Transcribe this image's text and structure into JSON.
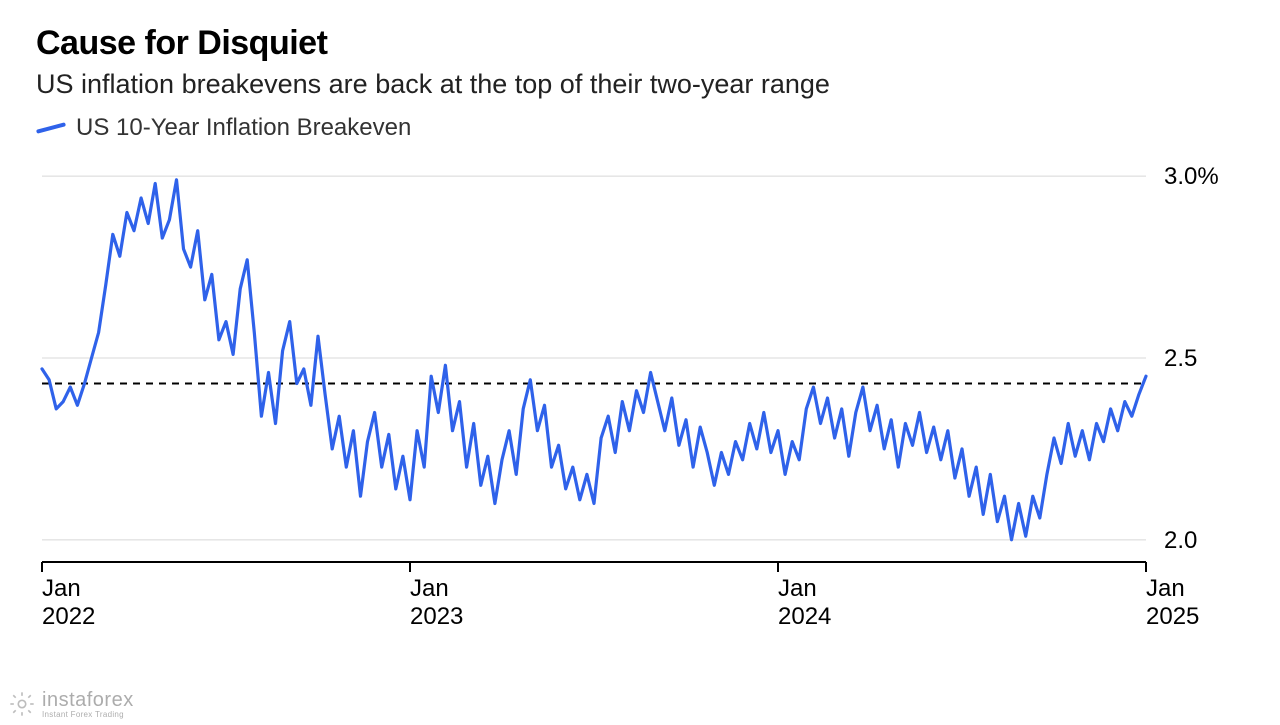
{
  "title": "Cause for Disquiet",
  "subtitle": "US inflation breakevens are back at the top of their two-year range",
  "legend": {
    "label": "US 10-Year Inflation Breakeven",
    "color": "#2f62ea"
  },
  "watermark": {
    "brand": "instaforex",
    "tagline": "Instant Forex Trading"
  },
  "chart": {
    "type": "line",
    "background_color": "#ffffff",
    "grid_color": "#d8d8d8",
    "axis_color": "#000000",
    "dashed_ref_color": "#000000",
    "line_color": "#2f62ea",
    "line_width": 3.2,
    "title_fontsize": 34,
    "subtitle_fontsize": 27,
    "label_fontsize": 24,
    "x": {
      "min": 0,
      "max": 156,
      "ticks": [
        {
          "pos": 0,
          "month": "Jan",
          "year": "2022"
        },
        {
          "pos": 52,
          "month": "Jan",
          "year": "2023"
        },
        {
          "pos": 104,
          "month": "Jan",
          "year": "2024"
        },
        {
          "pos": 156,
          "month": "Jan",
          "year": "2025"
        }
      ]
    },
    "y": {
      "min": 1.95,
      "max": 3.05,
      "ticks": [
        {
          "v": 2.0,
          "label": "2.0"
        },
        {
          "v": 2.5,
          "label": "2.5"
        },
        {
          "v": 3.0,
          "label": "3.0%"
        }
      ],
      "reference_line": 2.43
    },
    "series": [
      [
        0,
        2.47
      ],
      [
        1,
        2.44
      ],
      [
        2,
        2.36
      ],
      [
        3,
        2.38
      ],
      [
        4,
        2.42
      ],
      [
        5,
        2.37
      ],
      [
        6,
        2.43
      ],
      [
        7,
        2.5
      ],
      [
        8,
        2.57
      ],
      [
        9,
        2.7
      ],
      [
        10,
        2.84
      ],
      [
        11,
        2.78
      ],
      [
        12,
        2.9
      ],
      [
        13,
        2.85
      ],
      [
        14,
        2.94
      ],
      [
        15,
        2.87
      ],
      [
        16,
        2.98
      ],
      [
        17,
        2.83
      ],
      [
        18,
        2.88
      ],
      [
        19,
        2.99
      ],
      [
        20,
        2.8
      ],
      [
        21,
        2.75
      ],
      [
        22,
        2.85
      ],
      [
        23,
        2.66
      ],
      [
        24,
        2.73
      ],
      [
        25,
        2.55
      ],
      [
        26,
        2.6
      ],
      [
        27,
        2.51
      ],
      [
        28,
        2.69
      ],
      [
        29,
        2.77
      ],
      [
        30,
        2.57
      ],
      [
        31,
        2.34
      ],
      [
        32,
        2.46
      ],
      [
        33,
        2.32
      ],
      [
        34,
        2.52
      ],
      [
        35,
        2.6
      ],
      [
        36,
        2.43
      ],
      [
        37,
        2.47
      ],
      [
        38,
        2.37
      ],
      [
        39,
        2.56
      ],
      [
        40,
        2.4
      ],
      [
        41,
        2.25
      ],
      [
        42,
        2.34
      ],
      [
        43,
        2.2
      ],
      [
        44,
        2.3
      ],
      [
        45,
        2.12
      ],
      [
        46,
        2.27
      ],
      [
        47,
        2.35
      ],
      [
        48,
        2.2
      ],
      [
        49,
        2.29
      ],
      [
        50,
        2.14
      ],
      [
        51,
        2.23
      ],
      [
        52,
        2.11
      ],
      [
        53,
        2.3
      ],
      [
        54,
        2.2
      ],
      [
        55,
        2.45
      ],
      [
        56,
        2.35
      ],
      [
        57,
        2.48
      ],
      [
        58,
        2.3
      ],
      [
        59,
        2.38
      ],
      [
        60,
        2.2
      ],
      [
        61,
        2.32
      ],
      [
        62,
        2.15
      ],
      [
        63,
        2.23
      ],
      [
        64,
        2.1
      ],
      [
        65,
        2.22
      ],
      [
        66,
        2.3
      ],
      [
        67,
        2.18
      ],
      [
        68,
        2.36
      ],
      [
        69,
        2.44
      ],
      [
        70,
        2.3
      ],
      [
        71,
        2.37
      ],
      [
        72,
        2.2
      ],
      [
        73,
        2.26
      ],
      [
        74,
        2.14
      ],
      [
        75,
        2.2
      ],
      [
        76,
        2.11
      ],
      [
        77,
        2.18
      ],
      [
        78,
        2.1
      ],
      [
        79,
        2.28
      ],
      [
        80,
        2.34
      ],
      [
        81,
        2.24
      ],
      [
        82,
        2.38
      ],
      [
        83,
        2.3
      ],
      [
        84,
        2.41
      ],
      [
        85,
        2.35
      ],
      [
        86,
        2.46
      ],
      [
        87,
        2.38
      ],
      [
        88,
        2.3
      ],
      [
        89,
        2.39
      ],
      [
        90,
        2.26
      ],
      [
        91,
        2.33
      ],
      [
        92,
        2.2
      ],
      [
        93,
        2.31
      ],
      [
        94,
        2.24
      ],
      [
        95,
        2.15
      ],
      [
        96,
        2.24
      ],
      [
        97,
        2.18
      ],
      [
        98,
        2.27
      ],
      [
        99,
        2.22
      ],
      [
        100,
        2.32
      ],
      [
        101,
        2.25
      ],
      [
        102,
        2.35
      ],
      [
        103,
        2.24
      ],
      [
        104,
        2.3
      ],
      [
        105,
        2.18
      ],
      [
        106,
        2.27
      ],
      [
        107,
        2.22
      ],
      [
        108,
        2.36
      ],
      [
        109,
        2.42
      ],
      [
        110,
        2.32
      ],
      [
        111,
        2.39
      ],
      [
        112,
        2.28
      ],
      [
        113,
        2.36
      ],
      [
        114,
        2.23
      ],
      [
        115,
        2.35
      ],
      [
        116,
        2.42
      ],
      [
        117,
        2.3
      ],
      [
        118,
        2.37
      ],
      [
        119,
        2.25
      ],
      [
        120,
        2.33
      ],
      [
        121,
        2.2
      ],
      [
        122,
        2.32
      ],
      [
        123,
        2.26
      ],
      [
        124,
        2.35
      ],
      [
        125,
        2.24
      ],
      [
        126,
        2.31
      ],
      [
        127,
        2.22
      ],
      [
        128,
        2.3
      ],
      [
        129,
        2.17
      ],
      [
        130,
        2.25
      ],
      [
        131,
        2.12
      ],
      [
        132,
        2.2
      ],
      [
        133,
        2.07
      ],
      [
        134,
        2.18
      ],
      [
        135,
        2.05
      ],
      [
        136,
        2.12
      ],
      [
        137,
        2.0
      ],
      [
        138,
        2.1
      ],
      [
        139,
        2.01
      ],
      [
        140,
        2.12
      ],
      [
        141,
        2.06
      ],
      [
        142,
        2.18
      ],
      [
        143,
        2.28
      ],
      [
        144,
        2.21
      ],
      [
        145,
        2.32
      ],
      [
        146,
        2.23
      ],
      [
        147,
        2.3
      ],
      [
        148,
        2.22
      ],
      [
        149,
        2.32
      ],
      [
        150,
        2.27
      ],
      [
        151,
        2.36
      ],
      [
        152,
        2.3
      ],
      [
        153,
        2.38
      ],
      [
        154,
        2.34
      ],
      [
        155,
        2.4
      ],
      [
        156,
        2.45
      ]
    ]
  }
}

--- --- ---

# [Work to complete]
Transcribe all the lines above exactly, apart from the pictures.

# [Exercise solution]
Transcribe this image's text and structure into JSON.
{
  "title": "Cause for Disquiet",
  "subtitle": "US inflation breakevens are back at the top of their two-year range",
  "legend": {
    "label": "US 10-Year Inflation Breakeven",
    "color": "#2f62ea"
  },
  "watermark": {
    "brand": "instaforex",
    "tagline": "Instant Forex Trading"
  },
  "chart": {
    "type": "line",
    "background_color": "#ffffff",
    "grid_color": "#d8d8d8",
    "axis_color": "#000000",
    "dashed_ref_color": "#000000",
    "line_color": "#2f62ea",
    "line_width": 3.2,
    "title_fontsize": 34,
    "subtitle_fontsize": 27,
    "label_fontsize": 24,
    "x": {
      "min": 0,
      "max": 156,
      "ticks": [
        {
          "pos": 0,
          "month": "Jan",
          "year": "2022"
        },
        {
          "pos": 52,
          "month": "Jan",
          "year": "2023"
        },
        {
          "pos": 104,
          "month": "Jan",
          "year": "2024"
        },
        {
          "pos": 156,
          "month": "Jan",
          "year": "2025"
        }
      ]
    },
    "y": {
      "min": 1.95,
      "max": 3.05,
      "ticks": [
        {
          "v": 2.0,
          "label": "2.0"
        },
        {
          "v": 2.5,
          "label": "2.5"
        },
        {
          "v": 3.0,
          "label": "3.0%"
        }
      ],
      "reference_line": 2.43
    },
    "series": [
      [
        0,
        2.47
      ],
      [
        1,
        2.44
      ],
      [
        2,
        2.36
      ],
      [
        3,
        2.38
      ],
      [
        4,
        2.42
      ],
      [
        5,
        2.37
      ],
      [
        6,
        2.43
      ],
      [
        7,
        2.5
      ],
      [
        8,
        2.57
      ],
      [
        9,
        2.7
      ],
      [
        10,
        2.84
      ],
      [
        11,
        2.78
      ],
      [
        12,
        2.9
      ],
      [
        13,
        2.85
      ],
      [
        14,
        2.94
      ],
      [
        15,
        2.87
      ],
      [
        16,
        2.98
      ],
      [
        17,
        2.83
      ],
      [
        18,
        2.88
      ],
      [
        19,
        2.99
      ],
      [
        20,
        2.8
      ],
      [
        21,
        2.75
      ],
      [
        22,
        2.85
      ],
      [
        23,
        2.66
      ],
      [
        24,
        2.73
      ],
      [
        25,
        2.55
      ],
      [
        26,
        2.6
      ],
      [
        27,
        2.51
      ],
      [
        28,
        2.69
      ],
      [
        29,
        2.77
      ],
      [
        30,
        2.57
      ],
      [
        31,
        2.34
      ],
      [
        32,
        2.46
      ],
      [
        33,
        2.32
      ],
      [
        34,
        2.52
      ],
      [
        35,
        2.6
      ],
      [
        36,
        2.43
      ],
      [
        37,
        2.47
      ],
      [
        38,
        2.37
      ],
      [
        39,
        2.56
      ],
      [
        40,
        2.4
      ],
      [
        41,
        2.25
      ],
      [
        42,
        2.34
      ],
      [
        43,
        2.2
      ],
      [
        44,
        2.3
      ],
      [
        45,
        2.12
      ],
      [
        46,
        2.27
      ],
      [
        47,
        2.35
      ],
      [
        48,
        2.2
      ],
      [
        49,
        2.29
      ],
      [
        50,
        2.14
      ],
      [
        51,
        2.23
      ],
      [
        52,
        2.11
      ],
      [
        53,
        2.3
      ],
      [
        54,
        2.2
      ],
      [
        55,
        2.45
      ],
      [
        56,
        2.35
      ],
      [
        57,
        2.48
      ],
      [
        58,
        2.3
      ],
      [
        59,
        2.38
      ],
      [
        60,
        2.2
      ],
      [
        61,
        2.32
      ],
      [
        62,
        2.15
      ],
      [
        63,
        2.23
      ],
      [
        64,
        2.1
      ],
      [
        65,
        2.22
      ],
      [
        66,
        2.3
      ],
      [
        67,
        2.18
      ],
      [
        68,
        2.36
      ],
      [
        69,
        2.44
      ],
      [
        70,
        2.3
      ],
      [
        71,
        2.37
      ],
      [
        72,
        2.2
      ],
      [
        73,
        2.26
      ],
      [
        74,
        2.14
      ],
      [
        75,
        2.2
      ],
      [
        76,
        2.11
      ],
      [
        77,
        2.18
      ],
      [
        78,
        2.1
      ],
      [
        79,
        2.28
      ],
      [
        80,
        2.34
      ],
      [
        81,
        2.24
      ],
      [
        82,
        2.38
      ],
      [
        83,
        2.3
      ],
      [
        84,
        2.41
      ],
      [
        85,
        2.35
      ],
      [
        86,
        2.46
      ],
      [
        87,
        2.38
      ],
      [
        88,
        2.3
      ],
      [
        89,
        2.39
      ],
      [
        90,
        2.26
      ],
      [
        91,
        2.33
      ],
      [
        92,
        2.2
      ],
      [
        93,
        2.31
      ],
      [
        94,
        2.24
      ],
      [
        95,
        2.15
      ],
      [
        96,
        2.24
      ],
      [
        97,
        2.18
      ],
      [
        98,
        2.27
      ],
      [
        99,
        2.22
      ],
      [
        100,
        2.32
      ],
      [
        101,
        2.25
      ],
      [
        102,
        2.35
      ],
      [
        103,
        2.24
      ],
      [
        104,
        2.3
      ],
      [
        105,
        2.18
      ],
      [
        106,
        2.27
      ],
      [
        107,
        2.22
      ],
      [
        108,
        2.36
      ],
      [
        109,
        2.42
      ],
      [
        110,
        2.32
      ],
      [
        111,
        2.39
      ],
      [
        112,
        2.28
      ],
      [
        113,
        2.36
      ],
      [
        114,
        2.23
      ],
      [
        115,
        2.35
      ],
      [
        116,
        2.42
      ],
      [
        117,
        2.3
      ],
      [
        118,
        2.37
      ],
      [
        119,
        2.25
      ],
      [
        120,
        2.33
      ],
      [
        121,
        2.2
      ],
      [
        122,
        2.32
      ],
      [
        123,
        2.26
      ],
      [
        124,
        2.35
      ],
      [
        125,
        2.24
      ],
      [
        126,
        2.31
      ],
      [
        127,
        2.22
      ],
      [
        128,
        2.3
      ],
      [
        129,
        2.17
      ],
      [
        130,
        2.25
      ],
      [
        131,
        2.12
      ],
      [
        132,
        2.2
      ],
      [
        133,
        2.07
      ],
      [
        134,
        2.18
      ],
      [
        135,
        2.05
      ],
      [
        136,
        2.12
      ],
      [
        137,
        2.0
      ],
      [
        138,
        2.1
      ],
      [
        139,
        2.01
      ],
      [
        140,
        2.12
      ],
      [
        141,
        2.06
      ],
      [
        142,
        2.18
      ],
      [
        143,
        2.28
      ],
      [
        144,
        2.21
      ],
      [
        145,
        2.32
      ],
      [
        146,
        2.23
      ],
      [
        147,
        2.3
      ],
      [
        148,
        2.22
      ],
      [
        149,
        2.32
      ],
      [
        150,
        2.27
      ],
      [
        151,
        2.36
      ],
      [
        152,
        2.3
      ],
      [
        153,
        2.38
      ],
      [
        154,
        2.34
      ],
      [
        155,
        2.4
      ],
      [
        156,
        2.45
      ]
    ]
  }
}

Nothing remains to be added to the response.